» Written instruction: Output the data below unchanged, from its first line through the line that contains "934, 740, 954]", with both of those lines included.

» Data entries:
━━━━

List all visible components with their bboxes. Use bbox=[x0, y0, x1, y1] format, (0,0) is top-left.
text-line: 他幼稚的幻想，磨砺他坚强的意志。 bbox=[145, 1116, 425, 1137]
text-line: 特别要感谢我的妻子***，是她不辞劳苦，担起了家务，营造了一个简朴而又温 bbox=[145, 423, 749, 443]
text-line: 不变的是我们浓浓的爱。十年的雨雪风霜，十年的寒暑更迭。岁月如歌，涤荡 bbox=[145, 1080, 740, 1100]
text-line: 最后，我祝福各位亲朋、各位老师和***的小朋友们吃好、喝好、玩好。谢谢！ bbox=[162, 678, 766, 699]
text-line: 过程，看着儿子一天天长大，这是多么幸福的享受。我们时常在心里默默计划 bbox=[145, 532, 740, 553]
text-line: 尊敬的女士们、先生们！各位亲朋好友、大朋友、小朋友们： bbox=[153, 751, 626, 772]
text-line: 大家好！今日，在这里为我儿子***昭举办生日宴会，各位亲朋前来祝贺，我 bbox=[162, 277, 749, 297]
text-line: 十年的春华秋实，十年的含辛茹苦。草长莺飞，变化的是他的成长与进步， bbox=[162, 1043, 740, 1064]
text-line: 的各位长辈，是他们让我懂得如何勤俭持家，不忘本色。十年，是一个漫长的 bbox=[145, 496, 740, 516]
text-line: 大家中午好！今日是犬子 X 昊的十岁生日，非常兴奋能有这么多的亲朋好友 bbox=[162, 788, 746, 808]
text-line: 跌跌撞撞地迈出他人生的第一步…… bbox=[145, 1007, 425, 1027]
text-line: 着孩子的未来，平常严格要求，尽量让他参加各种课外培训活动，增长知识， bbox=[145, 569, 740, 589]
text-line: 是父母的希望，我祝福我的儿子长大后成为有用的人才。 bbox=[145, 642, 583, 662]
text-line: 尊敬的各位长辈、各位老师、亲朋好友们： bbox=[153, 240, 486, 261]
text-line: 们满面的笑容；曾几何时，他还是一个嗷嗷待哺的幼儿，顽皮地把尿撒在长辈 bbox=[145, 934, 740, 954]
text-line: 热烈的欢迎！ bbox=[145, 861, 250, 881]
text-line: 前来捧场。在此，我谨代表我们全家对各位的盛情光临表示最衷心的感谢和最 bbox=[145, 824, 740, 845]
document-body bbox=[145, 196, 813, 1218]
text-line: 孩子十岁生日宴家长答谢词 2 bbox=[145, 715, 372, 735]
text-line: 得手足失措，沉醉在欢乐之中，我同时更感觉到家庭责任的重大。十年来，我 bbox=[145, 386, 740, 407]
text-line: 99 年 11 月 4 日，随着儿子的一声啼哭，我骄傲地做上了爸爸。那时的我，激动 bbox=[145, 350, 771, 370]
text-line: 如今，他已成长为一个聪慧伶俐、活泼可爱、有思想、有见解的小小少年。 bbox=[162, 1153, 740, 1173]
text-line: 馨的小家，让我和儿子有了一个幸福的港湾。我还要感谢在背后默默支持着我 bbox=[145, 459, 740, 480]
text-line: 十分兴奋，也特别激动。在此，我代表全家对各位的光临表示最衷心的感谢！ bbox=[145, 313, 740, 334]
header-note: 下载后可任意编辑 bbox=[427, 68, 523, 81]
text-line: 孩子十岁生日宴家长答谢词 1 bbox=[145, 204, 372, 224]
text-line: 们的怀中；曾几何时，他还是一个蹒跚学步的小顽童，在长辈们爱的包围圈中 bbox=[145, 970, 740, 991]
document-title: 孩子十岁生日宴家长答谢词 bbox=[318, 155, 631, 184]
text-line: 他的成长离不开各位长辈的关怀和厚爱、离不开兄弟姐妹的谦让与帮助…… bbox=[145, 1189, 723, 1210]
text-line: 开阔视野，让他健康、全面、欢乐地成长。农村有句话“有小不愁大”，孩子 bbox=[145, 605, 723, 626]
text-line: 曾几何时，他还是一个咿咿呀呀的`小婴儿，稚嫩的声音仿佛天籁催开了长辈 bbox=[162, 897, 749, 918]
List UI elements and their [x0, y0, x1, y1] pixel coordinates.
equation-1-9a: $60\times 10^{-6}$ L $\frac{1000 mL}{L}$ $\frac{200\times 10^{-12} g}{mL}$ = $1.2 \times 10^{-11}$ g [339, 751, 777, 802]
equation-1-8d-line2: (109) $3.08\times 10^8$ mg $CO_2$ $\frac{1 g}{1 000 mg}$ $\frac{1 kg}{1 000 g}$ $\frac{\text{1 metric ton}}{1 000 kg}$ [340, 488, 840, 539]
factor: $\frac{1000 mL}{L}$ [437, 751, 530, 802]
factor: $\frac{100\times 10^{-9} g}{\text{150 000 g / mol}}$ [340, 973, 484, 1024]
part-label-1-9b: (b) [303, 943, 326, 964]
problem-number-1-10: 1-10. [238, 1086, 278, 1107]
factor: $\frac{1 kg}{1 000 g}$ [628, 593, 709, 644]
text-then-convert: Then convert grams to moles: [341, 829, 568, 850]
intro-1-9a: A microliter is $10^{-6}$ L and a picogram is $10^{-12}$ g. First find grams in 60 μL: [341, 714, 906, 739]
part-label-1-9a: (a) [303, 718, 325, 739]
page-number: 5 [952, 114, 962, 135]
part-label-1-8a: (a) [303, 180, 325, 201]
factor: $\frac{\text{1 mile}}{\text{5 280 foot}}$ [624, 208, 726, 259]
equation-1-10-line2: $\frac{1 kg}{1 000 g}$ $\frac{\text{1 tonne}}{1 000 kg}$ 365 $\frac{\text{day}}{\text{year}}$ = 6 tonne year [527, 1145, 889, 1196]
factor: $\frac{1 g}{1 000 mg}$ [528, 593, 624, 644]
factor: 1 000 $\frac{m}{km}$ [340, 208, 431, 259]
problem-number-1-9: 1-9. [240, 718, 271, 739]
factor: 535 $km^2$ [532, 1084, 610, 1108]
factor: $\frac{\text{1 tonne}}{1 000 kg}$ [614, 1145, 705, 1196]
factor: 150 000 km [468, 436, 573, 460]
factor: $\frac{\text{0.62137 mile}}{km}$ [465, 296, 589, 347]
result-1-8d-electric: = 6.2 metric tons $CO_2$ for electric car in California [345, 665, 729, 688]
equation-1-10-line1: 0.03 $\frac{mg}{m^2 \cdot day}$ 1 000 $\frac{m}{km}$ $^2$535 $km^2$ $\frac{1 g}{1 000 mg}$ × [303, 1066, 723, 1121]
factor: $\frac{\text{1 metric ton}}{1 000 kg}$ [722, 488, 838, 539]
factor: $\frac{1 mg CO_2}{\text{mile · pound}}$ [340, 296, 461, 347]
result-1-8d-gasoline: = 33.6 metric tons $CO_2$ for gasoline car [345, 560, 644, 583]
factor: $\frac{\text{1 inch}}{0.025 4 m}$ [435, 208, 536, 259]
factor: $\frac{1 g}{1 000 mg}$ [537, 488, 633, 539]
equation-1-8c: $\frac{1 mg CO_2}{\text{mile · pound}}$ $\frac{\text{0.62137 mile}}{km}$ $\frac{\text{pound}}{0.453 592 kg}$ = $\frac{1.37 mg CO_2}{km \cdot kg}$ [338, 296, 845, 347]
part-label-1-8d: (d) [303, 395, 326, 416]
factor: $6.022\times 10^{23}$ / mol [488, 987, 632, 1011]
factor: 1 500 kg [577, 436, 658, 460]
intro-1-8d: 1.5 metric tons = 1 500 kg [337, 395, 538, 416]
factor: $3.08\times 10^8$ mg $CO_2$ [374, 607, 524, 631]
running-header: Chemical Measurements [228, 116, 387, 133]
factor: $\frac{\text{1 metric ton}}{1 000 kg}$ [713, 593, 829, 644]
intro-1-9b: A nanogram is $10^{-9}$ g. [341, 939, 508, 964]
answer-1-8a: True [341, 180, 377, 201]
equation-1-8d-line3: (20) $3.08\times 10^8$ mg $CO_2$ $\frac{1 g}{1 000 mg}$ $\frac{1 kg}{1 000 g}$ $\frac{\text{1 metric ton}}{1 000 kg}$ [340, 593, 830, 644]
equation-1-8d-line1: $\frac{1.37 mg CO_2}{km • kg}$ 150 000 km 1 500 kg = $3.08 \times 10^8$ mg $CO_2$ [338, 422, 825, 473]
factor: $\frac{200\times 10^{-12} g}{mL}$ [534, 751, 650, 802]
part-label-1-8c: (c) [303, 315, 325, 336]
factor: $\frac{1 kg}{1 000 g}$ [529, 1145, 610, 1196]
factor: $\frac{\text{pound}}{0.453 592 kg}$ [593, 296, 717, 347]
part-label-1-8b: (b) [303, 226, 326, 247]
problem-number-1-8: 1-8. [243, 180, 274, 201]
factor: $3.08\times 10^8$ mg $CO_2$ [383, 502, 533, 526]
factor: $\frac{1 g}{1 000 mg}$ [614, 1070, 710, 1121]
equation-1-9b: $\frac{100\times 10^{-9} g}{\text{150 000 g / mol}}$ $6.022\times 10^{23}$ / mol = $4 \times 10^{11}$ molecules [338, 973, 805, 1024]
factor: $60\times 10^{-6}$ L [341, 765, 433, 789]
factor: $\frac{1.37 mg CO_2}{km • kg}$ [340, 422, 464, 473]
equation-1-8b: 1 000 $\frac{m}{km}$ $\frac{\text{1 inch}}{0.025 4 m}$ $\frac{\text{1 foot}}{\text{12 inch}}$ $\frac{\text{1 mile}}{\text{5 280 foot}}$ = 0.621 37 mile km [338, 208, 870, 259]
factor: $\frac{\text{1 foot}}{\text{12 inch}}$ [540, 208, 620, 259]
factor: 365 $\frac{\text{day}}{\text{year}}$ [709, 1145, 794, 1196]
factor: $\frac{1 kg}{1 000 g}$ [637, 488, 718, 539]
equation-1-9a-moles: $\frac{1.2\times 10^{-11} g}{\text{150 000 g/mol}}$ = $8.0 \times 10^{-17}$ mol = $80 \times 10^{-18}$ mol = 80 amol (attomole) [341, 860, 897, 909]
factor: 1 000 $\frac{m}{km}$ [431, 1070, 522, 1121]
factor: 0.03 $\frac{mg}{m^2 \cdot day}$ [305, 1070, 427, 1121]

━━━━

» Exercise output:
List all visible components with their bboxes. Use bbox=[x0, y0, x1, y1] format, (0,0) is top-left.
text-line: 他幼稚的幻想，磨砺他坚强的意志。 bbox=[145, 1116, 425, 1137]
text-line: 特别要感谢我的妻子***，是她不辞劳苦，担起了家务，营造了一个简朴而又温 bbox=[145, 423, 749, 443]
text-line: 不变的是我们浓浓的爱。十年的雨雪风霜，十年的寒暑更迭。岁月如歌，涤荡 bbox=[145, 1080, 740, 1100]
text-line: 最后，我祝福各位亲朋、各位老师和***的小朋友们吃好、喝好、玩好。谢谢！ bbox=[162, 678, 766, 699]
text-line: 过程，看着儿子一天天长大，这是多么幸福的享受。我们时常在心里默默计划 bbox=[145, 532, 740, 553]
text-line: 尊敬的女士们、先生们！各位亲朋好友、大朋友、小朋友们： bbox=[153, 751, 626, 772]
text-line: 大家好！今日，在这里为我儿子***昭举办生日宴会，各位亲朋前来祝贺，我 bbox=[162, 277, 749, 297]
text-line: 十年的春华秋实，十年的含辛茹苦。草长莺飞，变化的是他的成长与进步， bbox=[162, 1043, 740, 1064]
text-line: 的各位长辈，是他们让我懂得如何勤俭持家，不忘本色。十年，是一个漫长的 bbox=[145, 496, 740, 516]
text-line: 大家中午好！今日是犬子 X 昊的十岁生日，非常兴奋能有这么多的亲朋好友 bbox=[162, 788, 746, 808]
text-line: 跌跌撞撞地迈出他人生的第一步…… bbox=[145, 1007, 425, 1027]
text-line: 着孩子的未来，平常严格要求，尽量让他参加各种课外培训活动，增长知识， bbox=[145, 569, 740, 589]
text-line: 是父母的希望，我祝福我的儿子长大后成为有用的人才。 bbox=[145, 642, 583, 662]
text-line: 尊敬的各位长辈、各位老师、亲朋好友们： bbox=[153, 240, 486, 261]
text-line: 们满面的笑容；曾几何时，他还是一个嗷嗷待哺的幼儿，顽皮地把尿撒在长辈 bbox=[145, 934, 740, 954]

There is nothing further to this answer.